## start Excerpted records
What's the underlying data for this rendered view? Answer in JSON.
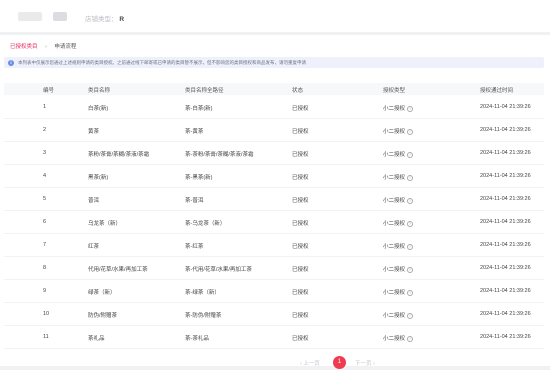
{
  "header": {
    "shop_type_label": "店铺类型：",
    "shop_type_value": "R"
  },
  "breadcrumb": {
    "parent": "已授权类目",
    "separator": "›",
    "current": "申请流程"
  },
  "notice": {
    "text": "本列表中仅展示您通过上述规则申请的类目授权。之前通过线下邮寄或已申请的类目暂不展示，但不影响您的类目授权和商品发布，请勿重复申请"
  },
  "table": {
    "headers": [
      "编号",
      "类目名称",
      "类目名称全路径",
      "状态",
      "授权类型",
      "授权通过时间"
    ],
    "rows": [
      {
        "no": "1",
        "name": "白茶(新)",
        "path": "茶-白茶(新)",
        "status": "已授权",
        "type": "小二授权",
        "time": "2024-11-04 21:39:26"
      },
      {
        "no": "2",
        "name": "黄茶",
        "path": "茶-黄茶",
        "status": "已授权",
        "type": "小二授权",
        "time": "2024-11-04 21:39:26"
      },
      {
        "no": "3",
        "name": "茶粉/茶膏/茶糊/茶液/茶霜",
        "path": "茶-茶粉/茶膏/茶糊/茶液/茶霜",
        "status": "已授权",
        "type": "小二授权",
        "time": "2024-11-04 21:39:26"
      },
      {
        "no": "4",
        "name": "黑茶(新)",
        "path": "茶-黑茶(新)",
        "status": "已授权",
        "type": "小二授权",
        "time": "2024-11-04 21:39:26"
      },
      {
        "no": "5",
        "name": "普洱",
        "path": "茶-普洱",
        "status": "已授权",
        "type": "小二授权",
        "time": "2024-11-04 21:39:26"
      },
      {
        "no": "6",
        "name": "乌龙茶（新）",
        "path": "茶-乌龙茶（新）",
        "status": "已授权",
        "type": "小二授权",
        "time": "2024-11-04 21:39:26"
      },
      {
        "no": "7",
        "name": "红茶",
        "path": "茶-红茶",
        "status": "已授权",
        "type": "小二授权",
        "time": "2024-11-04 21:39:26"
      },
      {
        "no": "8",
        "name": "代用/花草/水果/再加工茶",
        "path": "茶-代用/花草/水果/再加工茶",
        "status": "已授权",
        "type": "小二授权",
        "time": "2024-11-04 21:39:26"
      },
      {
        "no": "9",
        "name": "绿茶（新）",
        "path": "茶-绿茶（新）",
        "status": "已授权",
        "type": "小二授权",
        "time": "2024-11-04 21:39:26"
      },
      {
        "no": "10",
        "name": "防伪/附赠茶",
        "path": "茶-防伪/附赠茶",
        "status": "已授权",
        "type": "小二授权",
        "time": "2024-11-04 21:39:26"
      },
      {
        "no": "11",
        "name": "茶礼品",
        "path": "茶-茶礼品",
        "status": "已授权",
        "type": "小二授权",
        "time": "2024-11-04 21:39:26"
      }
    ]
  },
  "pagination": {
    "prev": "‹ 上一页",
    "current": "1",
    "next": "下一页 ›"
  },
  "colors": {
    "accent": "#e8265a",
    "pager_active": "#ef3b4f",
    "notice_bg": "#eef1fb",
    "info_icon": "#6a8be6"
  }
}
## end Excerpted records
## start Excerpted records
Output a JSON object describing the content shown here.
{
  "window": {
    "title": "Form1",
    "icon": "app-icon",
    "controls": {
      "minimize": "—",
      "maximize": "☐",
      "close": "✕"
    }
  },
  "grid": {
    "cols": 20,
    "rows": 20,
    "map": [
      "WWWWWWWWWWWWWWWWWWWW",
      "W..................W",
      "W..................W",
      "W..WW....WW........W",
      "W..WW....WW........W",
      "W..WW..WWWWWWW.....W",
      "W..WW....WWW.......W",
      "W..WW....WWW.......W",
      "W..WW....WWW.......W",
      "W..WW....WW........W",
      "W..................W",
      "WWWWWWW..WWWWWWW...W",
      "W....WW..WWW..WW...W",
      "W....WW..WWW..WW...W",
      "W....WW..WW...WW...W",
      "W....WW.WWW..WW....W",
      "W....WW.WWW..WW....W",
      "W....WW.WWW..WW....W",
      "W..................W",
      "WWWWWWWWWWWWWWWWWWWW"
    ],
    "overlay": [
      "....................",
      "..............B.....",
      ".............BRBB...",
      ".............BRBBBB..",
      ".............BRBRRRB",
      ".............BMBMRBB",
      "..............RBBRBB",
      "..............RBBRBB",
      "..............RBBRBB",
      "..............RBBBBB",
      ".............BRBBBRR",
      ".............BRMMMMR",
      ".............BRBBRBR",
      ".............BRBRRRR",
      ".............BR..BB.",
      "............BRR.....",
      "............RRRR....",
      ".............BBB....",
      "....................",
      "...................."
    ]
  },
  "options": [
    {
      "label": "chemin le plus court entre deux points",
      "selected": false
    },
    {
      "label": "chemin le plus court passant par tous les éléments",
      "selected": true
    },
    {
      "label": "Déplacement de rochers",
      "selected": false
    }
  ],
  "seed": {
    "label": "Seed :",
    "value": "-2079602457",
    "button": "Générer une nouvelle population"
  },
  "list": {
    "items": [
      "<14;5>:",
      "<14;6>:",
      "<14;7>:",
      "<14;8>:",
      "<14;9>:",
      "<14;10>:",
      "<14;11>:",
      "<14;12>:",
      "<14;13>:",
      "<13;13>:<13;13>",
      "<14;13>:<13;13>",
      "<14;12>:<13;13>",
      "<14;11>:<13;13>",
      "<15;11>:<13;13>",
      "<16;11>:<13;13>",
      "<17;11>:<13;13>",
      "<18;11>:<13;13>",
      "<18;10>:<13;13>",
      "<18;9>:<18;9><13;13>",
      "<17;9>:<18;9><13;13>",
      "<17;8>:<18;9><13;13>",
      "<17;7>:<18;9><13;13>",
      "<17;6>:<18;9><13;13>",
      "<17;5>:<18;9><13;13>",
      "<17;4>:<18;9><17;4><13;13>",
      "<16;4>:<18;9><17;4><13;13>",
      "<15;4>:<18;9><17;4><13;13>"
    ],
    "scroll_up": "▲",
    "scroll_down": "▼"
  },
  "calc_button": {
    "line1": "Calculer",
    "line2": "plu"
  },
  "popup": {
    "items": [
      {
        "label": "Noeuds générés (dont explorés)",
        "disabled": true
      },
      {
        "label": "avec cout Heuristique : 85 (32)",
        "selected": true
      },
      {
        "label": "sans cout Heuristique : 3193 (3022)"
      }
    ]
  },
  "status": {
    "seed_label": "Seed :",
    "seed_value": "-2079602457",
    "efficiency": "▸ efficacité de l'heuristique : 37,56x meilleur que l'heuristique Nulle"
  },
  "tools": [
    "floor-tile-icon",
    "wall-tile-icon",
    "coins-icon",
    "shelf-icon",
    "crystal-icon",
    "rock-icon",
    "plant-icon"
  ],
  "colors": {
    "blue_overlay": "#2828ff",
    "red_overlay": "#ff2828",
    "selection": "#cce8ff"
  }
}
## end Excerpted records
**What the task requires**
State the number of lines above that hold the string "true", with nothing added.

**Answer to this task**
3